>> START
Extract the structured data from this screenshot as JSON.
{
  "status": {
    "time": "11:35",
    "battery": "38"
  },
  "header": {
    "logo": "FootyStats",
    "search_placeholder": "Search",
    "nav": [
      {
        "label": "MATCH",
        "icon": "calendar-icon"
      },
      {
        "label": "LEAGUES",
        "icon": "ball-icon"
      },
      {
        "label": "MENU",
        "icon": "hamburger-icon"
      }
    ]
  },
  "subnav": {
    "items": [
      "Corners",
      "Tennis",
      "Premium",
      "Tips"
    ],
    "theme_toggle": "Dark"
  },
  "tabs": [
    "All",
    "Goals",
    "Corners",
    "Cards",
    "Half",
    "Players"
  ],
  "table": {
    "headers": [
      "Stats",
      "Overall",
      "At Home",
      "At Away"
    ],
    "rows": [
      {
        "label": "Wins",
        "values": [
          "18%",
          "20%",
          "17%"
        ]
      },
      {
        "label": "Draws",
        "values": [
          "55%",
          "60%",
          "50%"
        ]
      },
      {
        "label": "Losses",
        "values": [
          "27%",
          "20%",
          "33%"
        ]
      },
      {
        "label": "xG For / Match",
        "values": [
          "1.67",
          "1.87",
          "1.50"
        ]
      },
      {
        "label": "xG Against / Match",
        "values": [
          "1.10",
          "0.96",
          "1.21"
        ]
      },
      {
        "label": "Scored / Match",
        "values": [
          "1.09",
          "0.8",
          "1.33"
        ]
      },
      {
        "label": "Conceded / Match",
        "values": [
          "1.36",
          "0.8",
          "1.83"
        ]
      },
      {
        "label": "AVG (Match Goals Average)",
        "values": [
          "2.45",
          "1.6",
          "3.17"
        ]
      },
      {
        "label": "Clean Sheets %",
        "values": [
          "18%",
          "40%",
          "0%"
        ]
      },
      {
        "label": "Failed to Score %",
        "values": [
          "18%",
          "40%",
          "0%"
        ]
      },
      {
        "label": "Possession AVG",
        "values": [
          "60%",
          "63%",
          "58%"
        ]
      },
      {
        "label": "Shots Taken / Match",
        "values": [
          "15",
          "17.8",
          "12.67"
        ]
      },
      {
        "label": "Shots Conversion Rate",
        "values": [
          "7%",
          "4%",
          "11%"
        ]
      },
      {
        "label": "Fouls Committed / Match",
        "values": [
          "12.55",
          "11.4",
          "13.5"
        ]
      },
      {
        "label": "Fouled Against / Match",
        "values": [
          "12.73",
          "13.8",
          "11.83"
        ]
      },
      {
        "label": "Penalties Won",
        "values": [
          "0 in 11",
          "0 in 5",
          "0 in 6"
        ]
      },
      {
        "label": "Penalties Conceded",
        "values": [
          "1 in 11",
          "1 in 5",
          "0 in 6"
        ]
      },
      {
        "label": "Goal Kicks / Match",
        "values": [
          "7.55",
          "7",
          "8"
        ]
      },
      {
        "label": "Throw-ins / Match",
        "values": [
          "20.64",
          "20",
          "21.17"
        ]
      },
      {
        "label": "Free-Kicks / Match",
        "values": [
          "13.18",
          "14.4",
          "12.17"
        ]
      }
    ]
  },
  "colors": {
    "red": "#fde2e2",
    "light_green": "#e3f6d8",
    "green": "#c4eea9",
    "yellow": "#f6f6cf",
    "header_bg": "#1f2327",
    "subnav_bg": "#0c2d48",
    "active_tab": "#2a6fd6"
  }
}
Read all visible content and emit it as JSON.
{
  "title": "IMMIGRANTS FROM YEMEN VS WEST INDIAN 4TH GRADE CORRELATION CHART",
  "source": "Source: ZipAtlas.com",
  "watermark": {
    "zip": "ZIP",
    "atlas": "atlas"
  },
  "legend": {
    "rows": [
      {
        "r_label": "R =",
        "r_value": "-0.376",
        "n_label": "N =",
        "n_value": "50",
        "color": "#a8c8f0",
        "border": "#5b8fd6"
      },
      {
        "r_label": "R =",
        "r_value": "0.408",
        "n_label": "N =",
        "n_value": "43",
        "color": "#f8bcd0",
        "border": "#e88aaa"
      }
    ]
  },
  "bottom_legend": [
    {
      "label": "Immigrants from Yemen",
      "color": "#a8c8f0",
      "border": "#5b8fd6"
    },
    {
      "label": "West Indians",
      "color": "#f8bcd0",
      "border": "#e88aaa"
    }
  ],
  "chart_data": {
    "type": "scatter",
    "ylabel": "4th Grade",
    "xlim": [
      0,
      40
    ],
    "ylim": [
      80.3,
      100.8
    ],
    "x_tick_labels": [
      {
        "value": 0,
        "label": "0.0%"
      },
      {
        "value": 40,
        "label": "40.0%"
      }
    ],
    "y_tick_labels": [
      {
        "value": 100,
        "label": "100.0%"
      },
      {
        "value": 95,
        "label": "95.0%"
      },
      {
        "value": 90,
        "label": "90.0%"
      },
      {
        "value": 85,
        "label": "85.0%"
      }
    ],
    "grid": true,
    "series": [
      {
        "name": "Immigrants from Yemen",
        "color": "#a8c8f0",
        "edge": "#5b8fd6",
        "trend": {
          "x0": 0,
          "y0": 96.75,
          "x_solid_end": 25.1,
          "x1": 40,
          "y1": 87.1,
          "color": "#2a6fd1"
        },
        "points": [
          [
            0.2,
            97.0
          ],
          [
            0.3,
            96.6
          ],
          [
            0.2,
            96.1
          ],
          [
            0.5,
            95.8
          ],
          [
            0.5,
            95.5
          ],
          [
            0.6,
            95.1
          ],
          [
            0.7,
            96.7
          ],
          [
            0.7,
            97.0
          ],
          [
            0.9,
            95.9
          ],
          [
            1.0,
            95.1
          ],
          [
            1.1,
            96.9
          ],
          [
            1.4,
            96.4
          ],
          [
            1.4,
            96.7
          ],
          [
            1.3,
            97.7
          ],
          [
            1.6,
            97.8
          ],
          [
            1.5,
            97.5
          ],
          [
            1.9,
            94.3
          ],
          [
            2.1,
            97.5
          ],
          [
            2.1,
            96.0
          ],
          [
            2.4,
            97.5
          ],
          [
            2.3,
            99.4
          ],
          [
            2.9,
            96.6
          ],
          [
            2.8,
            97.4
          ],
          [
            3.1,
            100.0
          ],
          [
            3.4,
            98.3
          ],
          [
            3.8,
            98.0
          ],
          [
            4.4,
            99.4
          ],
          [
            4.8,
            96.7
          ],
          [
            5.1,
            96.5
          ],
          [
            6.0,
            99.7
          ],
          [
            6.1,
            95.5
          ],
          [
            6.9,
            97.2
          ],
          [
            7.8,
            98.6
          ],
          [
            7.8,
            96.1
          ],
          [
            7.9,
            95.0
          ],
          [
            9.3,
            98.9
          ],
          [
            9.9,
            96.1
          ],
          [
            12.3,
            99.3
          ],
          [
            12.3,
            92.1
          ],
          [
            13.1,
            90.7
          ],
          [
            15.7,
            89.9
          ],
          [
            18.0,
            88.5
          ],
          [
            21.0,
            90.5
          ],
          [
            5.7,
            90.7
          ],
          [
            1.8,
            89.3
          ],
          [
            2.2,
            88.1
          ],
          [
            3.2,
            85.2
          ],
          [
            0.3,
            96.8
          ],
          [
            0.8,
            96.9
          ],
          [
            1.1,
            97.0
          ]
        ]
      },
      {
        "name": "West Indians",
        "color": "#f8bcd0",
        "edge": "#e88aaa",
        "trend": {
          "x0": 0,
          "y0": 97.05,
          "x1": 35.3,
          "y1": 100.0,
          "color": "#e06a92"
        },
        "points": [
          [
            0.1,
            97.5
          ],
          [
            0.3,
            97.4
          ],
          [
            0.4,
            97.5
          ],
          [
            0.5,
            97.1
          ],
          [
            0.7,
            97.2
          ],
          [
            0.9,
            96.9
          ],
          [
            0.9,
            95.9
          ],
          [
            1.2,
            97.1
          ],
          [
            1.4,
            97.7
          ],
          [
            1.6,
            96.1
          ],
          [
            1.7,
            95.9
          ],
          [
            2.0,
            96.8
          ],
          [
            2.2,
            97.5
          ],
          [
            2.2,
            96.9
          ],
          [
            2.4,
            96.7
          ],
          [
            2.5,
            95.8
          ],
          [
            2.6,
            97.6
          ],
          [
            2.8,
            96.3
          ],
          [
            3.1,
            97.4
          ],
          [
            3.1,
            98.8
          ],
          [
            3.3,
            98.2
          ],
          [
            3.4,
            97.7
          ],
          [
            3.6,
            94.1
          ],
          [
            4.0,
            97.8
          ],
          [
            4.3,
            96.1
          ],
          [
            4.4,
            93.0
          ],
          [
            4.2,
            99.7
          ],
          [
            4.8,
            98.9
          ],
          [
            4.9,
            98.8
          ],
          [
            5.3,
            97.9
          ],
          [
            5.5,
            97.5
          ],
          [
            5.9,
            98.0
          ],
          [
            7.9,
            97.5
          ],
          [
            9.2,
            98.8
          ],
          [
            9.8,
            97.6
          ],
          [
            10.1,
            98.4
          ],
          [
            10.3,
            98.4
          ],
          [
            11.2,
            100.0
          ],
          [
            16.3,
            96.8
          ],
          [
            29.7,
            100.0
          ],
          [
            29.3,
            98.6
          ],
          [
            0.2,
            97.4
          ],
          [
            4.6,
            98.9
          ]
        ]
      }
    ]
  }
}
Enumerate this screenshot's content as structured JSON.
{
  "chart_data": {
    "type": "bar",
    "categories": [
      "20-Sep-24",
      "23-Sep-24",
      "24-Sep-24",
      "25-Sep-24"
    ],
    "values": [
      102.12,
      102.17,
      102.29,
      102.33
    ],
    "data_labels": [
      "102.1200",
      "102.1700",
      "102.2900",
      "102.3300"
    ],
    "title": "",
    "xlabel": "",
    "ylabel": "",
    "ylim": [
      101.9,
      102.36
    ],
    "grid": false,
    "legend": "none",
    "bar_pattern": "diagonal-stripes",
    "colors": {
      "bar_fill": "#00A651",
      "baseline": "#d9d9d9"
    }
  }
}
>> END
**EXERCISE DETAILS**.
Pull out every line of the records above that contains the word "Penalties".

**EXERCISE SOLUTION**.
        "label": "Penalties Won",
        "label": "Penalties Conceded",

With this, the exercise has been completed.